• **Text extract**:
*****
Graduate Program (& Advanced Certificate) Status
The global environment has become an arena of political and ideological contestation between states, global regions and non-state actors over the past 40 years. While nations have responded to environmental degradation by increasing cooperation through environmental regimes, underlying structural patterns having to do with the global political economy and ideology have been more difficult to address. This course, which is taught as a discussion oriented seminar, provides a broad understanding of the relationship between globalization, global political economy and environment. We examine the background discourses that inform issues related to the global political economy and the environment, and students will be able to locate their own belief systems, values and politics in relation to global environmental politics. Among the issues we engage are North-South Politics, poverty and environment, trade and environment, investment and finance and environment, ideology and environmental politics and the role of neoliberalism and reforms of the global political economy to make it more ecologically and socially sustainable.
The course has fouroverriding aims:
· Deepen students' understanding of the relationship between globalization and environment by examining key policies and processes of globalization and their interaction with the environment and environmental politics.
· Develop students' knowledge of the ideological discourses that inform global environmental politics by examining four key environmental perspectives, or world views, that underlie the positions taken by various actors in environmental debates.
*****
• **Data provided**:
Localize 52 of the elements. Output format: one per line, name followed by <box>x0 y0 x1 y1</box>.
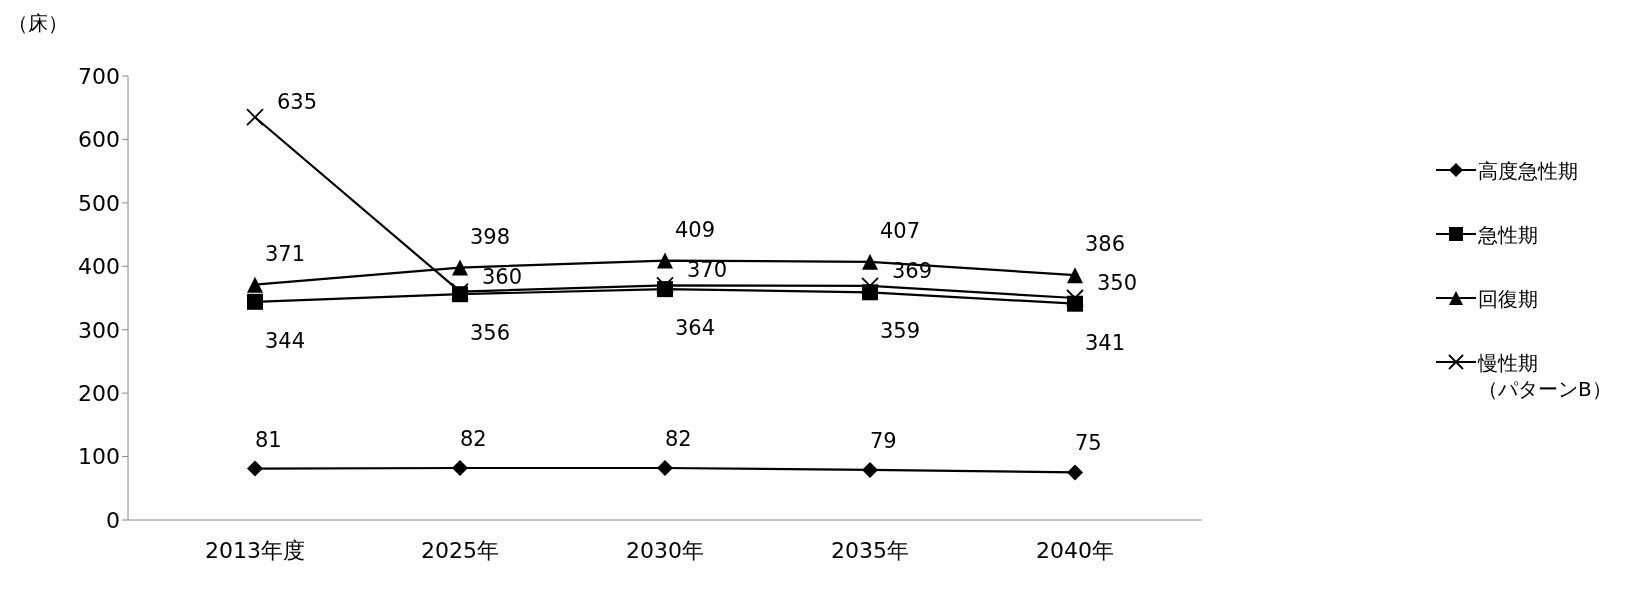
legend-label: 高度急性期 <box>1478 158 1578 184</box>
point <box>862 461 878 478</box>
point <box>247 460 263 477</box>
point <box>657 459 673 476</box>
y-tick-label: 600 <box>78 127 120 153</box>
y-tick-label: 300 <box>78 317 120 343</box>
data-label: 82 <box>460 426 487 451</box>
point <box>657 252 673 269</box>
x-tick-label: 2030年 <box>626 537 704 563</box>
data-label: 341 <box>1085 330 1126 355</box>
data-label: 75 <box>1075 431 1102 456</box>
point <box>1066 289 1084 307</box>
data-label: 350 <box>1097 271 1138 295</box>
point <box>1067 267 1083 284</box>
point <box>861 277 879 295</box>
y-tick-label: 200 <box>78 380 120 406</box>
data-label: 360 <box>482 264 523 289</box>
data-label: 359 <box>880 319 921 344</box>
point <box>247 276 263 293</box>
point <box>451 282 469 301</box>
data-label: 82 <box>665 426 692 451</box>
data-label: 81 <box>255 427 282 452</box>
x-tick-label: 2025年 <box>421 537 499 563</box>
data-label: 398 <box>470 224 511 249</box>
y-axis-title: （床） <box>8 10 68 37</box>
legend-label: 慢性期（パターンB） <box>1478 350 1612 402</box>
point <box>862 253 878 270</box>
point <box>452 459 468 476</box>
x-tick-label: 2013年度 <box>205 537 305 563</box>
data-label: 356 <box>470 321 511 346</box>
data-label: 407 <box>880 218 921 243</box>
x-tick-label: 2040年 <box>1036 537 1114 563</box>
y-tick-label: 0 <box>106 507 120 533</box>
data-label: 79 <box>870 428 897 453</box>
legend-label: 急性期 <box>1478 222 1538 248</box>
legend-label: 回復期 <box>1478 286 1538 312</box>
point <box>656 276 674 295</box>
y-tick-label: 100 <box>78 444 120 470</box>
data-label: 409 <box>675 217 716 242</box>
y-tick-label: 500 <box>78 190 120 216</box>
y-tick-label: 400 <box>78 254 120 280</box>
x-tick-label: 2035年 <box>831 537 909 563</box>
y-tick-label: 700 <box>78 63 120 89</box>
data-label: 386 <box>1085 232 1126 257</box>
data-label: 344 <box>265 328 306 353</box>
data-label: 364 <box>675 316 716 341</box>
point <box>1067 464 1083 481</box>
point <box>246 108 264 127</box>
data-label: 371 <box>265 241 306 266</box>
point <box>247 293 263 310</box>
data-label: 635 <box>277 90 318 115</box>
point <box>452 259 468 276</box>
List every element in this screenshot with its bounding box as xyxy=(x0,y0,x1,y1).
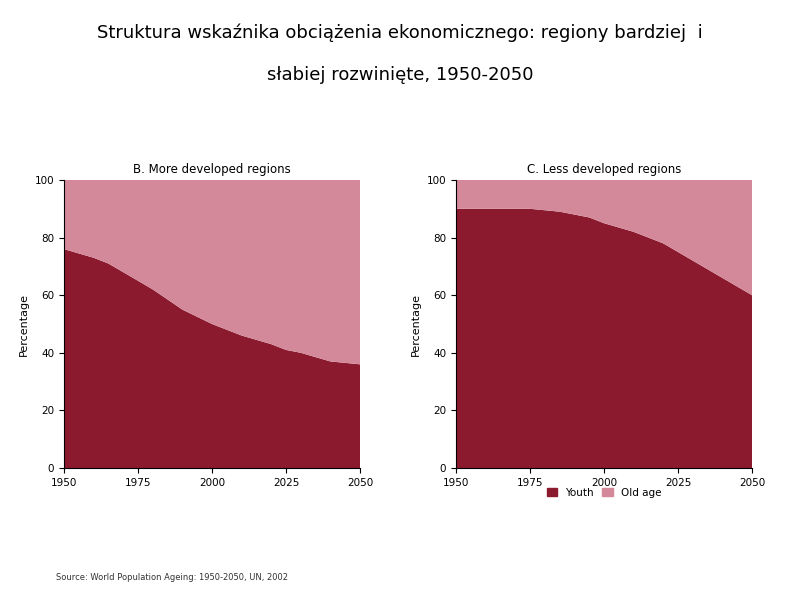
Text: Source: World Population Ageing: 1950-2050, UN, 2002: Source: World Population Ageing: 1950-20… xyxy=(56,573,288,582)
Text: Struktura wskaźnika obciążenia ekonomicznego: regiony bardziej  i: Struktura wskaźnika obciążenia ekonomicz… xyxy=(97,24,703,43)
Y-axis label: Percentage: Percentage xyxy=(19,292,29,355)
Title: B. More developed regions: B. More developed regions xyxy=(133,163,291,176)
Text: słabiej rozwinięte, 1950-2050: słabiej rozwinięte, 1950-2050 xyxy=(266,66,534,84)
Legend: Youth, Old age: Youth, Old age xyxy=(542,484,666,502)
Title: C. Less developed regions: C. Less developed regions xyxy=(527,163,681,176)
Y-axis label: Percentage: Percentage xyxy=(411,292,421,355)
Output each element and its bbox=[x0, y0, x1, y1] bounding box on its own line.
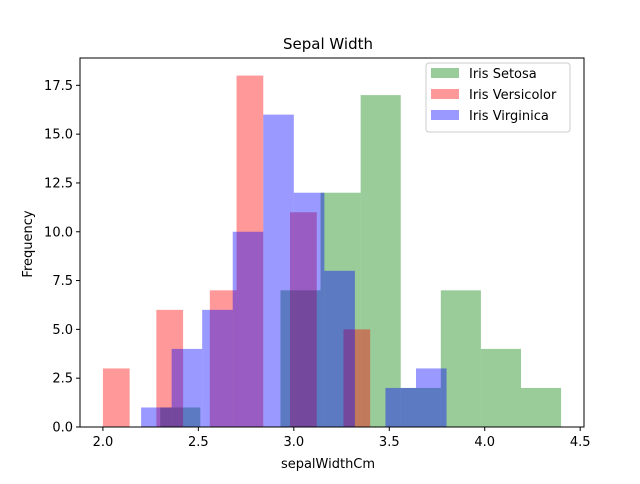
y-tick-label: 15.0 bbox=[44, 128, 73, 143]
bar-iris-virginica-5 bbox=[293, 192, 325, 427]
y-tick-label: 2.5 bbox=[52, 372, 73, 387]
y-axis: 0.0 2.5 5.0 7.5 10.0 12.5 15.0 17.5 bbox=[44, 79, 80, 436]
bars-layer bbox=[102, 75, 562, 428]
bar-iris-setosa-0 bbox=[160, 407, 201, 427]
bar-iris-virginica-4 bbox=[263, 114, 294, 427]
bar-iris-virginica-6 bbox=[324, 270, 355, 427]
y-tick-label: 7.5 bbox=[52, 274, 73, 289]
bar-iris-virginica-3 bbox=[232, 231, 264, 427]
y-tick-label: 17.5 bbox=[44, 79, 73, 94]
x-tick-label: 4.0 bbox=[474, 435, 495, 450]
x-tick-label: 2.0 bbox=[93, 435, 114, 450]
bar-iris-versicolor-9 bbox=[343, 329, 371, 427]
y-tick-label: 10.0 bbox=[44, 225, 73, 240]
x-tick-label: 3.0 bbox=[283, 435, 304, 450]
legend-label-iris-setosa: Iris Setosa bbox=[469, 67, 537, 82]
y-tick-label: 12.5 bbox=[44, 176, 73, 191]
plot-frame bbox=[79, 57, 585, 428]
bar-iris-setosa-7 bbox=[440, 290, 481, 427]
legend-frame bbox=[425, 62, 571, 133]
bar-iris-setosa-5 bbox=[360, 95, 401, 427]
bar-iris-virginica-0 bbox=[141, 407, 172, 427]
bar-iris-setosa-4 bbox=[320, 192, 361, 427]
y-tick-label: 5.0 bbox=[52, 323, 73, 338]
y-tick-label: 0.0 bbox=[52, 421, 73, 436]
legend-swatch-iris-setosa bbox=[431, 68, 459, 78]
bar-iris-virginica-2 bbox=[202, 309, 233, 427]
legend-label-iris-virginica: Iris Virginica bbox=[469, 109, 549, 124]
bar-iris-versicolor-4 bbox=[209, 290, 237, 427]
x-tick-label: 3.5 bbox=[379, 435, 400, 450]
bar-iris-versicolor-5 bbox=[236, 75, 264, 428]
bar-iris-setosa-8 bbox=[480, 348, 521, 427]
chart-title: Sepal Width bbox=[283, 35, 373, 53]
bar-iris-virginica-1 bbox=[171, 348, 203, 427]
bar-iris-setosa-6 bbox=[400, 387, 441, 427]
bar-iris-setosa-9 bbox=[521, 387, 562, 427]
x-axis-label: sepalWidthCm bbox=[281, 457, 375, 472]
bar-iris-setosa-3 bbox=[280, 290, 321, 427]
legend-swatch-iris-virginica bbox=[431, 110, 459, 120]
x-tick-label: 4.5 bbox=[570, 435, 591, 450]
legend-items: Iris Setosa Iris Versicolor Iris Virginica bbox=[431, 67, 557, 124]
legend-swatch-iris-versicolor bbox=[431, 89, 459, 99]
bar-iris-versicolor-7 bbox=[290, 212, 317, 427]
x-tick-label: 2.5 bbox=[188, 435, 209, 450]
bar-iris-versicolor-0 bbox=[102, 368, 130, 427]
x-axis: 2.0 2.5 3.0 3.5 4.0 4.5 bbox=[93, 427, 591, 450]
bar-iris-virginica-9 bbox=[416, 368, 447, 427]
legend-label-iris-versicolor: Iris Versicolor bbox=[469, 88, 557, 103]
bar-iris-virginica-8 bbox=[385, 387, 416, 427]
legend: Iris Setosa Iris Versicolor Iris Virginica bbox=[425, 62, 571, 133]
bar-iris-versicolor-2 bbox=[156, 309, 184, 427]
y-axis-label: Frequency bbox=[21, 210, 36, 277]
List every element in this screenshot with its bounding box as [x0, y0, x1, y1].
*****
Transcribe the passage of the course description word for word, starting with "The course has" and going on through "in environmental debates.".

The course has fouroverriding aims:
· Deepen students' understanding of the relationship between globalization and environment by examining key policies and processes of globalization and their interaction with the environment and environmental politics.
· Develop students' knowledge of the ideological discourses that inform global environmental politics by examining four key environmental perspectives, or world views, that underlie the positions taken by various actors in environmental debates.